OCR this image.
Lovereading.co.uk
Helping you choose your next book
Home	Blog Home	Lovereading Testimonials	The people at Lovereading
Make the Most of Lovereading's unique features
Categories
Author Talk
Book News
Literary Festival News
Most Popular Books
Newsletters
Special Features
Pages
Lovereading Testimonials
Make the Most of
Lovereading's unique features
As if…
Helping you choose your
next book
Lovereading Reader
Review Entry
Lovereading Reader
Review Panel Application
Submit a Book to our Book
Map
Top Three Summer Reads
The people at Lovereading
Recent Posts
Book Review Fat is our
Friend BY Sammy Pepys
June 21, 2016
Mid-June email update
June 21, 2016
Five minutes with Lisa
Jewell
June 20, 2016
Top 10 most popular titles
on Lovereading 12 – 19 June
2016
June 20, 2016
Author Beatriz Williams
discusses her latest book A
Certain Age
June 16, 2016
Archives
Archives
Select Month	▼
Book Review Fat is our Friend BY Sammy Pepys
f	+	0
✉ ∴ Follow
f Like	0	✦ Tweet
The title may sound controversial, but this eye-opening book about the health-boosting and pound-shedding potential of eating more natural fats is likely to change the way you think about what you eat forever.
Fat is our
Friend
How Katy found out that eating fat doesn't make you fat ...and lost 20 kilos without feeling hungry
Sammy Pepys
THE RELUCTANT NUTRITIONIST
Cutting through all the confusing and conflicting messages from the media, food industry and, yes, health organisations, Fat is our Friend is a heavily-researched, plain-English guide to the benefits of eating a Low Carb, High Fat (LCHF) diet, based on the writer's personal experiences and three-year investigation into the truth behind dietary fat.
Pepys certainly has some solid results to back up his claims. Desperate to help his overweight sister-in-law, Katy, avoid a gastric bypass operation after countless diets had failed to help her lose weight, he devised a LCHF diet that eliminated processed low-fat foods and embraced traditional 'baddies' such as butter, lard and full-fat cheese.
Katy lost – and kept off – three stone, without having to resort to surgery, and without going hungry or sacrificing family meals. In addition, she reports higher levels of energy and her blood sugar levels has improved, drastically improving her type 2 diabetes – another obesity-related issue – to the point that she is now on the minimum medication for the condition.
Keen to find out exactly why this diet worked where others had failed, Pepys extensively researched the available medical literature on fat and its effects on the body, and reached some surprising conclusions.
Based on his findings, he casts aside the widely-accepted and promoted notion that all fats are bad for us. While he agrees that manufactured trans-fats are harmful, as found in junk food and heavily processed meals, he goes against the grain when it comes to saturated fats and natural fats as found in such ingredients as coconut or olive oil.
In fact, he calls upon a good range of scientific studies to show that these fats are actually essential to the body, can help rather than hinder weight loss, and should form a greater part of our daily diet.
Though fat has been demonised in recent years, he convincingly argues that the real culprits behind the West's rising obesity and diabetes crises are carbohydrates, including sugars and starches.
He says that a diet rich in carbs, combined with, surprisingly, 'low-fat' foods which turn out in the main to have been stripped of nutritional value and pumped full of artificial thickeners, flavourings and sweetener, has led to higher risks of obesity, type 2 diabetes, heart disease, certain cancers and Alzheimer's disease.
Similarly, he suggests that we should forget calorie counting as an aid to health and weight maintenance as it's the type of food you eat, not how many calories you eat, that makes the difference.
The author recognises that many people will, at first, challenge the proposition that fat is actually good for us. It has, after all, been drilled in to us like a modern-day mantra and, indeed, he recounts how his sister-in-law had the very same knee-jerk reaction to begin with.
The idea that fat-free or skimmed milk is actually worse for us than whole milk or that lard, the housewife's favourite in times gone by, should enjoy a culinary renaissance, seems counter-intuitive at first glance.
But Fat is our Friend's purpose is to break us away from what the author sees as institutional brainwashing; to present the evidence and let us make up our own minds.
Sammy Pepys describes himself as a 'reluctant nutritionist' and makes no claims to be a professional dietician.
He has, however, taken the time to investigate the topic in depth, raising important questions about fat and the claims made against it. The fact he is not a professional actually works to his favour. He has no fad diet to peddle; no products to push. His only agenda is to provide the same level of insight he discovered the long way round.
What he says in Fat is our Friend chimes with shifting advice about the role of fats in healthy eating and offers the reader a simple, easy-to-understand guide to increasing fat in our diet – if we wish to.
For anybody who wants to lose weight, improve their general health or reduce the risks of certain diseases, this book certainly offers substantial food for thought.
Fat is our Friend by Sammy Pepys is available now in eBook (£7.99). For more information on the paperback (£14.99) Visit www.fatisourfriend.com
• • • • • • •
- [THE EXERCISE]:
Here, the records must be output exactly and in full.

- [PROBLEM SOLUTION]:
OCR this image.
Lovereading.co.uk
Helping you choose your next book
Home	Blog Home	Lovereading Testimonials	The people at Lovereading
Make the Most of Lovereading's unique features
Categories
Author Talk
Book News
Literary Festival News
Most Popular Books
Newsletters
Special Features
Pages
Lovereading Testimonials
Make the Most of
Lovereading's unique features
As if…
Helping you choose your
next book
Lovereading Reader
Review Entry
Lovereading Reader
Review Panel Application
Submit a Book to our Book
Map
Top Three Summer Reads
The people at Lovereading
Recent Posts
Book Review Fat is our
Friend BY Sammy Pepys
June 21, 2016
Mid-June email update
June 21, 2016
Five minutes with Lisa
Jewell
June 20, 2016
Top 10 most popular titles
on Lovereading 12 – 19 June
2016
June 20, 2016
Author Beatriz Williams
discusses her latest book A
Certain Age
June 16, 2016
Archives
Archives
Select Month	▼
Book Review Fat is our Friend BY Sammy Pepys
f	+	0
✉ ∴ Follow
f Like	0	✦ Tweet
The title may sound controversial, but this eye-opening book about the health-boosting and pound-shedding potential of eating more natural fats is likely to change the way you think about what you eat forever.
Fat is our
Friend
How Katy found out that eating fat doesn't make you fat ...and lost 20 kilos without feeling hungry
Sammy Pepys
THE RELUCTANT NUTRITIONIST
Cutting through all the confusing and conflicting messages from the media, food industry and, yes, health organisations, Fat is our Friend is a heavily-researched, plain-English guide to the benefits of eating a Low Carb, High Fat (LCHF) diet, based on the writer's personal experiences and three-year investigation into the truth behind dietary fat.
Pepys certainly has some solid results to back up his claims. Desperate to help his overweight sister-in-law, Katy, avoid a gastric bypass operation after countless diets had failed to help her lose weight, he devised a LCHF diet that eliminated processed low-fat foods and embraced traditional 'baddies' such as butter, lard and full-fat cheese.
Katy lost – and kept off – three stone, without having to resort to surgery, and without going hungry or sacrificing family meals. In addition, she reports higher levels of energy and her blood sugar levels has improved, drastically improving her type 2 diabetes – another obesity-related issue – to the point that she is now on the minimum medication for the condition.
Keen to find out exactly why this diet worked where others had failed, Pepys extensively researched the available medical literature on fat and its effects on the body, and reached some surprising conclusions.
Based on his findings, he casts aside the widely-accepted and promoted notion that all fats are bad for us. While he agrees that manufactured trans-fats are harmful, as found in junk food and heavily processed meals, he goes against the grain when it comes to saturated fats and natural fats as found in such ingredients as coconut or olive oil.
In fact, he calls upon a good range of scientific studies to show that these fats are actually essential to the body, can help rather than hinder weight loss, and should form a greater part of our daily diet.
Though fat has been demonised in recent years, he convincingly argues that the real culprits behind the West's rising obesity and diabetes crises are carbohydrates, including sugars and starches.
He says that a diet rich in carbs, combined with, surprisingly, 'low-fat' foods which turn out in the main to have been stripped of nutritional value and pumped full of artificial thickeners, flavourings and sweetener, has led to higher risks of obesity, type 2 diabetes, heart disease, certain cancers and Alzheimer's disease.
Similarly, he suggests that we should forget calorie counting as an aid to health and weight maintenance as it's the type of food you eat, not how many calories you eat, that makes the difference.
The author recognises that many people will, at first, challenge the proposition that fat is actually good for us. It has, after all, been drilled in to us like a modern-day mantra and, indeed, he recounts how his sister-in-law had the very same knee-jerk reaction to begin with.
The idea that fat-free or skimmed milk is actually worse for us than whole milk or that lard, the housewife's favourite in times gone by, should enjoy a culinary renaissance, seems counter-intuitive at first glance.
But Fat is our Friend's purpose is to break us away from what the author sees as institutional brainwashing; to present the evidence and let us make up our own minds.
Sammy Pepys describes himself as a 'reluctant nutritionist' and makes no claims to be a professional dietician.
He has, however, taken the time to investigate the topic in depth, raising important questions about fat and the claims made against it. The fact he is not a professional actually works to his favour. He has no fad diet to peddle; no products to push. His only agenda is to provide the same level of insight he discovered the long way round.
What he says in Fat is our Friend chimes with shifting advice about the role of fats in healthy eating and offers the reader a simple, easy-to-understand guide to increasing fat in our diet – if we wish to.
For anybody who wants to lose weight, improve their general health or reduce the risks of certain diseases, this book certainly offers substantial food for thought.
Fat is our Friend by Sammy Pepys is available now in eBook (£7.99). For more information on the paperback (£14.99) Visit www.fatisourfriend.com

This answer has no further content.